> [Do this]:
Reproduce every line of the records below word for word, leaving out the pictures.

> [Data supplied]:
● ● ● ● ● ● ●

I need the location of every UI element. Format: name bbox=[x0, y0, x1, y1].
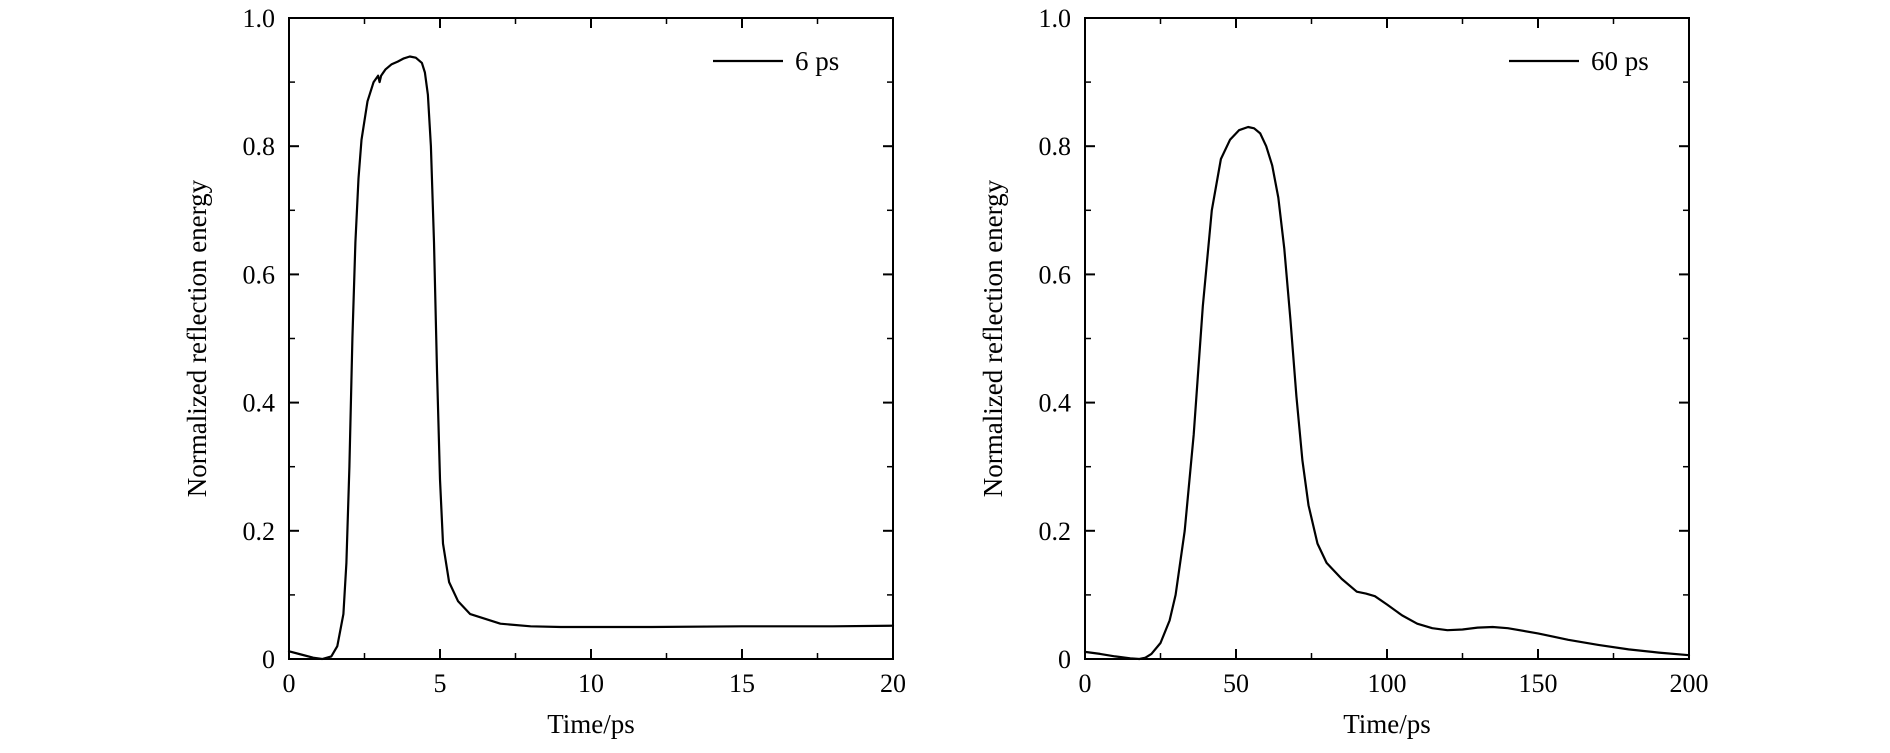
x-axis-label-left: Time/ps bbox=[547, 709, 635, 739]
x-axis-label-right: Time/ps bbox=[1343, 709, 1431, 739]
x-tick-label-right: 150 bbox=[1519, 669, 1558, 698]
x-tick-label-left: 5 bbox=[434, 669, 447, 698]
y-tick-label-right: 0 bbox=[1058, 645, 1071, 674]
y-tick-label-left: 1.0 bbox=[243, 4, 276, 33]
y-tick-label-left: 0.8 bbox=[243, 132, 276, 161]
y-tick-label-left: 0 bbox=[262, 645, 275, 674]
y-tick-label-right: 0.2 bbox=[1039, 517, 1072, 546]
y-axis-label-right: Normalized reflection energy bbox=[978, 179, 1008, 497]
x-tick-label-left: 15 bbox=[729, 669, 755, 698]
y-tick-label-left: 0.4 bbox=[243, 389, 276, 418]
series-line-left bbox=[287, 55, 895, 661]
chart-panel-left: 0 5 10 15 20 0 0.2 0.4 0.6 0.8 1.0 Time/ps Normalize… bbox=[182, 4, 906, 739]
y-tick-label-right: 0.6 bbox=[1039, 260, 1072, 289]
series-line-right bbox=[1083, 125, 1691, 661]
legend-label-right: 60 ps bbox=[1591, 46, 1649, 76]
x-tick-label-left: 0 bbox=[283, 669, 296, 698]
x-tick-label-right: 0 bbox=[1079, 669, 1092, 698]
y-tick-label-left: 0.2 bbox=[243, 517, 276, 546]
legend-label-left: 6 ps bbox=[795, 46, 839, 76]
x-tick-label-right: 100 bbox=[1368, 669, 1407, 698]
y-axis-label-left: Normalized reflection energy bbox=[182, 179, 212, 497]
x-tick-label-left: 10 bbox=[578, 669, 604, 698]
x-tick-label-right: 50 bbox=[1223, 669, 1249, 698]
y-tick-label-right: 1.0 bbox=[1039, 4, 1072, 33]
y-tick-label-right: 0.8 bbox=[1039, 132, 1072, 161]
y-tick-label-left: 0.6 bbox=[243, 260, 276, 289]
y-tick-label-right: 0.4 bbox=[1039, 389, 1072, 418]
x-tick-label-left: 20 bbox=[880, 669, 906, 698]
chart-panel-right: 0 50 100 150 200 0 0.2 0.4 0.6 0.8 1.0 Time/ps Norma… bbox=[978, 4, 1709, 739]
x-tick-label-right: 200 bbox=[1670, 669, 1709, 698]
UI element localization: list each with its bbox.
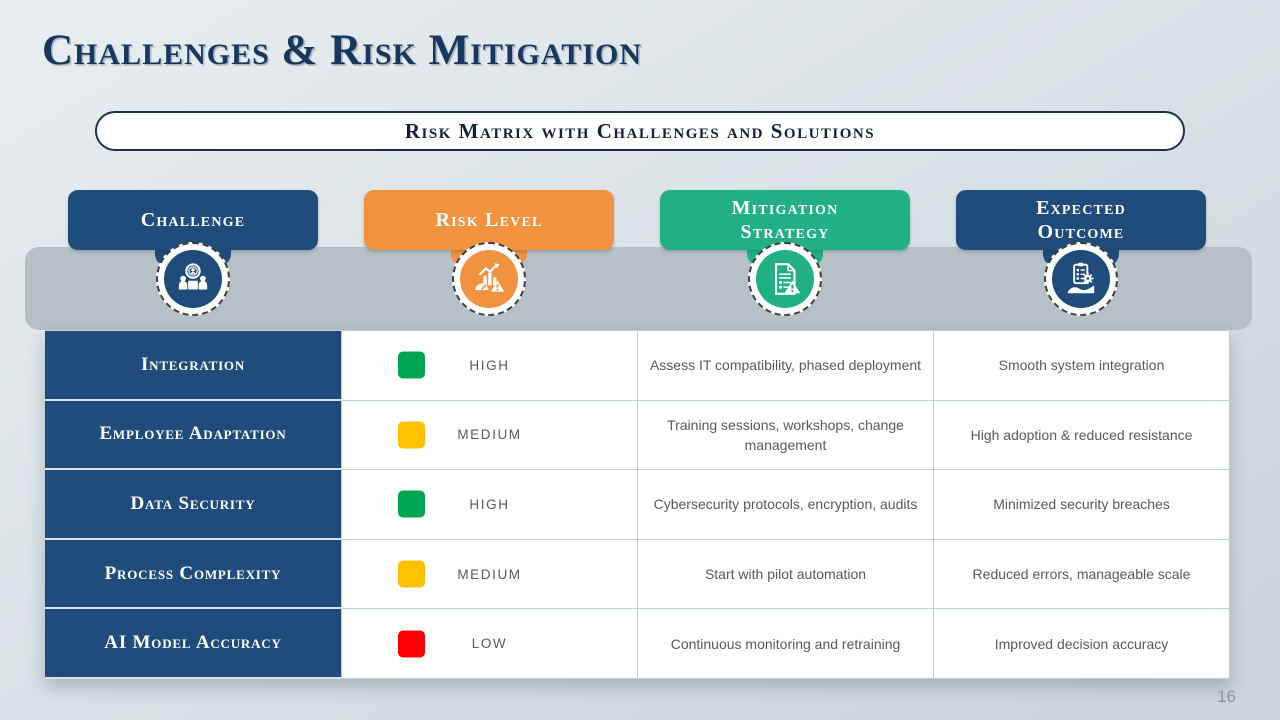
outcome-cell: Smooth system integration	[933, 331, 1229, 401]
table-row: AI Model Accuracy LOW Continuous monitor…	[45, 609, 1229, 679]
outcome-text: High adoption & reduced resistance	[970, 426, 1193, 443]
mitigation-text: Assess IT compatibility, phased deployme…	[649, 357, 922, 374]
risk-level-cell: LOW	[341, 609, 637, 679]
risk-level-label: LOW	[471, 636, 508, 652]
mitigation-cell: Assess IT compatibility, phased deployme…	[637, 331, 933, 401]
hand-checklist-icon	[1052, 250, 1110, 308]
header-label: Mitigation Strategy	[731, 197, 839, 243]
risk-level-cell: MEDIUM	[341, 539, 637, 610]
outcome-text: Smooth system integration	[998, 357, 1165, 374]
header-label: Expected Outcome	[1036, 197, 1126, 243]
document-warning-icon	[756, 250, 814, 308]
outcome-text: Improved decision accuracy	[994, 635, 1169, 652]
header-icon-ring	[452, 242, 526, 316]
challenge-label: Data Security	[130, 492, 256, 514]
header-icon-ring	[156, 242, 230, 316]
column-header-mitigation-strategy: Mitigation Strategy	[660, 190, 910, 320]
column-header-risk-level: Risk Level	[364, 190, 614, 320]
challenge-cell: Data Security	[45, 470, 341, 540]
table-row: Integration HIGH Assess IT compatibility…	[45, 331, 1229, 401]
header-box: Mitigation Strategy	[660, 190, 910, 250]
risk-level-cell: MEDIUM	[341, 400, 637, 471]
banner-pill: Risk Matrix with Challenges and Solution…	[95, 111, 1185, 151]
outcome-cell: Reduced errors, manageable scale	[933, 539, 1229, 610]
risk-level-label: HIGH	[469, 496, 510, 512]
team-badge-icon	[164, 250, 222, 308]
table-row: Employee Adaptation MEDIUM Training sess…	[45, 400, 1229, 471]
risk-level-label: MEDIUM	[457, 566, 522, 582]
outcome-cell: Minimized security breaches	[933, 470, 1229, 540]
header-icon-ring	[748, 242, 822, 316]
risk-matrix-table: Integration HIGH Assess IT compatibility…	[45, 330, 1230, 679]
challenge-label: Employee Adaptation	[99, 423, 287, 445]
challenge-cell: Integration	[45, 331, 341, 401]
mitigation-text: Training sessions, workshops, change man…	[667, 416, 904, 453]
challenge-cell: Process Complexity	[45, 539, 341, 610]
risk-level-indicator	[398, 490, 425, 518]
mitigation-text: Start with pilot automation	[704, 565, 867, 582]
risk-level-cell: HIGH	[341, 331, 637, 401]
challenge-label: Process Complexity	[104, 562, 282, 584]
risk-chart-icon	[460, 250, 518, 308]
risk-level-cell: HIGH	[341, 470, 637, 540]
page-title: Challenges & Risk Mitigation	[42, 27, 642, 74]
mitigation-cell: Continuous monitoring and retraining	[637, 609, 933, 679]
risk-level-label: HIGH	[469, 357, 510, 373]
header-label: Risk Level	[435, 209, 543, 231]
outcome-cell: Improved decision accuracy	[933, 609, 1229, 679]
outcome-text: Minimized security breaches	[993, 496, 1170, 513]
mitigation-cell: Cybersecurity protocols, encryption, aud…	[637, 470, 933, 540]
outcome-text: Reduced errors, manageable scale	[972, 565, 1191, 582]
header-box: Expected Outcome	[956, 190, 1206, 250]
challenge-cell: AI Model Accuracy	[45, 609, 341, 679]
header-box: Challenge	[68, 190, 318, 250]
mitigation-cell: Training sessions, workshops, change man…	[637, 400, 933, 471]
outcome-cell: High adoption & reduced resistance	[933, 400, 1229, 471]
header-box: Risk Level	[364, 190, 614, 250]
challenge-label: AI Model Accuracy	[104, 632, 282, 654]
header-icon-ring	[1044, 242, 1118, 316]
challenge-cell: Employee Adaptation	[45, 400, 341, 471]
header-label: Challenge	[140, 209, 246, 231]
banner-label: Risk Matrix with Challenges and Solution…	[404, 118, 876, 143]
risk-level-indicator	[398, 560, 425, 588]
risk-level-label: MEDIUM	[457, 427, 522, 443]
risk-level-indicator	[398, 351, 425, 379]
mitigation-text: Continuous monitoring and retraining	[670, 635, 901, 652]
risk-level-indicator	[398, 421, 425, 449]
column-header-expected-outcome: Expected Outcome	[956, 190, 1206, 320]
mitigation-cell: Start with pilot automation	[637, 539, 933, 610]
mitigation-text: Cybersecurity protocols, encryption, aud…	[653, 496, 918, 513]
challenge-label: Integration	[140, 353, 246, 375]
table-row: Data Security HIGH Cybersecurity protoco…	[45, 470, 1229, 540]
column-header-challenge: Challenge	[68, 190, 318, 320]
page-number: 16	[1217, 687, 1236, 706]
table-row: Process Complexity MEDIUM Start with pil…	[45, 539, 1229, 610]
risk-level-indicator	[398, 630, 425, 658]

● ● ● ● ● ● ●

> [Complete output]:
I need the location of every UI element. Format: name bbox=[x0, y0, x1, y1].
x-axis-label-left: Time/ps bbox=[547, 709, 635, 739]
x-axis-label-right: Time/ps bbox=[1343, 709, 1431, 739]
x-tick-label-right: 150 bbox=[1519, 669, 1558, 698]
x-tick-label-left: 5 bbox=[434, 669, 447, 698]
y-tick-label-right: 0 bbox=[1058, 645, 1071, 674]
y-tick-label-left: 1.0 bbox=[243, 4, 276, 33]
y-tick-label-left: 0.8 bbox=[243, 132, 276, 161]
y-tick-label-left: 0 bbox=[262, 645, 275, 674]
y-tick-label-right: 0.2 bbox=[1039, 517, 1072, 546]
y-axis-label-right: Normalized reflection energy bbox=[978, 179, 1008, 497]
x-tick-label-left: 15 bbox=[729, 669, 755, 698]
y-tick-label-left: 0.4 bbox=[243, 389, 276, 418]
series-line-left bbox=[287, 55, 895, 661]
chart-panel-left: 0 5 10 15 20 0 0.2 0.4 0.6 0.8 1.0 Time/ps Normalize… bbox=[182, 4, 906, 739]
y-tick-label-right: 0.6 bbox=[1039, 260, 1072, 289]
series-line-right bbox=[1083, 125, 1691, 661]
legend-label-right: 60 ps bbox=[1591, 46, 1649, 76]
x-tick-label-left: 0 bbox=[283, 669, 296, 698]
x-tick-label-right: 0 bbox=[1079, 669, 1092, 698]
y-tick-label-left: 0.2 bbox=[243, 517, 276, 546]
legend-label-left: 6 ps bbox=[795, 46, 839, 76]
x-tick-label-right: 100 bbox=[1368, 669, 1407, 698]
y-axis-label-left: Normalized reflection energy bbox=[182, 179, 212, 497]
x-tick-label-left: 10 bbox=[578, 669, 604, 698]
x-tick-label-right: 50 bbox=[1223, 669, 1249, 698]
y-tick-label-right: 1.0 bbox=[1039, 4, 1072, 33]
y-tick-label-right: 0.8 bbox=[1039, 132, 1072, 161]
y-tick-label-left: 0.6 bbox=[243, 260, 276, 289]
y-tick-label-right: 0.4 bbox=[1039, 389, 1072, 418]
x-tick-label-left: 20 bbox=[880, 669, 906, 698]
chart-panel-right: 0 50 100 150 200 0 0.2 0.4 0.6 0.8 1.0 Time/ps Norma… bbox=[978, 4, 1709, 739]
x-tick-label-right: 200 bbox=[1670, 669, 1709, 698]
UI element localization: list each with its bbox.
outcome-cell: Smooth system integration	[933, 331, 1229, 401]
table-row: AI Model Accuracy LOW Continuous monitor…	[45, 609, 1229, 679]
outcome-text: High adoption & reduced resistance	[970, 426, 1193, 443]
mitigation-text: Assess IT compatibility, phased deployme…	[649, 357, 922, 374]
risk-level-cell: LOW	[341, 609, 637, 679]
risk-level-label: LOW	[471, 636, 508, 652]
mitigation-cell: Assess IT compatibility, phased deployme…	[637, 331, 933, 401]
hand-checklist-icon	[1052, 250, 1110, 308]
header-label: Mitigation Strategy	[731, 197, 839, 243]
risk-level-cell: MEDIUM	[341, 539, 637, 610]
outcome-text: Smooth system integration	[998, 357, 1165, 374]
header-label: Expected Outcome	[1036, 197, 1126, 243]
document-warning-icon	[756, 250, 814, 308]
outcome-text: Improved decision accuracy	[994, 635, 1169, 652]
header-icon-ring	[452, 242, 526, 316]
challenge-label: Data Security	[130, 492, 256, 514]
header-icon-ring	[156, 242, 230, 316]
column-header-mitigation-strategy: Mitigation Strategy	[660, 190, 910, 320]
column-header-risk-level: Risk Level	[364, 190, 614, 320]
challenge-cell: Data Security	[45, 470, 341, 540]
table-row: Integration HIGH Assess IT compatibility…	[45, 331, 1229, 401]
header-box: Mitigation Strategy	[660, 190, 910, 250]
risk-level-cell: MEDIUM	[341, 400, 637, 471]
banner-pill: Risk Matrix with Challenges and Solution…	[95, 111, 1185, 151]
outcome-cell: Reduced errors, manageable scale	[933, 539, 1229, 610]
risk-level-label: HIGH	[469, 496, 510, 512]
team-badge-icon	[164, 250, 222, 308]
table-row: Employee Adaptation MEDIUM Training sess…	[45, 400, 1229, 471]
risk-level-label: MEDIUM	[457, 566, 522, 582]
outcome-cell: Minimized security breaches	[933, 470, 1229, 540]
header-icon-ring	[748, 242, 822, 316]
risk-matrix-table: Integration HIGH Assess IT compatibility…	[45, 330, 1230, 679]
challenge-label: Employee Adaptation	[99, 423, 287, 445]
challenge-cell: Integration	[45, 331, 341, 401]
mitigation-text: Training sessions, workshops, change man…	[667, 416, 904, 453]
challenge-cell: Process Complexity	[45, 539, 341, 610]
risk-level-indicator	[398, 490, 425, 518]
mitigation-text: Start with pilot automation	[704, 565, 867, 582]
risk-level-cell: HIGH	[341, 331, 637, 401]
challenge-label: Process Complexity	[104, 562, 282, 584]
risk-chart-icon	[460, 250, 518, 308]
risk-level-cell: HIGH	[341, 470, 637, 540]
page-title: Challenges & Risk Mitigation	[42, 27, 642, 74]
mitigation-cell: Continuous monitoring and retraining	[637, 609, 933, 679]
risk-level-label: HIGH	[469, 357, 510, 373]
header-label: Risk Level	[435, 209, 543, 231]
outcome-cell: Improved decision accuracy	[933, 609, 1229, 679]
outcome-text: Minimized security breaches	[993, 496, 1170, 513]
mitigation-cell: Cybersecurity protocols, encryption, aud…	[637, 470, 933, 540]
outcome-text: Reduced errors, manageable scale	[972, 565, 1191, 582]
header-box: Expected Outcome	[956, 190, 1206, 250]
challenge-cell: AI Model Accuracy	[45, 609, 341, 679]
header-box: Challenge	[68, 190, 318, 250]
mitigation-cell: Training sessions, workshops, change man…	[637, 400, 933, 471]
outcome-cell: High adoption & reduced resistance	[933, 400, 1229, 471]
header-box: Risk Level	[364, 190, 614, 250]
challenge-label: AI Model Accuracy	[104, 632, 282, 654]
header-icon-ring	[1044, 242, 1118, 316]
challenge-cell: Employee Adaptation	[45, 400, 341, 471]
header-label: Challenge	[140, 209, 246, 231]
banner-label: Risk Matrix with Challenges and Solution…	[404, 118, 876, 143]
risk-level-indicator	[398, 560, 425, 588]
risk-level-label: MEDIUM	[457, 427, 522, 443]
risk-level-indicator	[398, 351, 425, 379]
mitigation-text: Continuous monitoring and retraining	[670, 635, 901, 652]
risk-level-indicator	[398, 421, 425, 449]
column-header-expected-outcome: Expected Outcome	[956, 190, 1206, 320]
mitigation-cell: Start with pilot automation	[637, 539, 933, 610]
mitigation-text: Cybersecurity protocols, encryption, aud…	[653, 496, 918, 513]
challenge-label: Integration	[140, 353, 246, 375]
table-row: Data Security HIGH Cybersecurity protoco…	[45, 470, 1229, 540]
column-header-challenge: Challenge	[68, 190, 318, 320]
page-number: 16	[1217, 687, 1236, 706]
table-row: Process Complexity MEDIUM Start with pil…	[45, 539, 1229, 610]
risk-level-indicator	[398, 630, 425, 658]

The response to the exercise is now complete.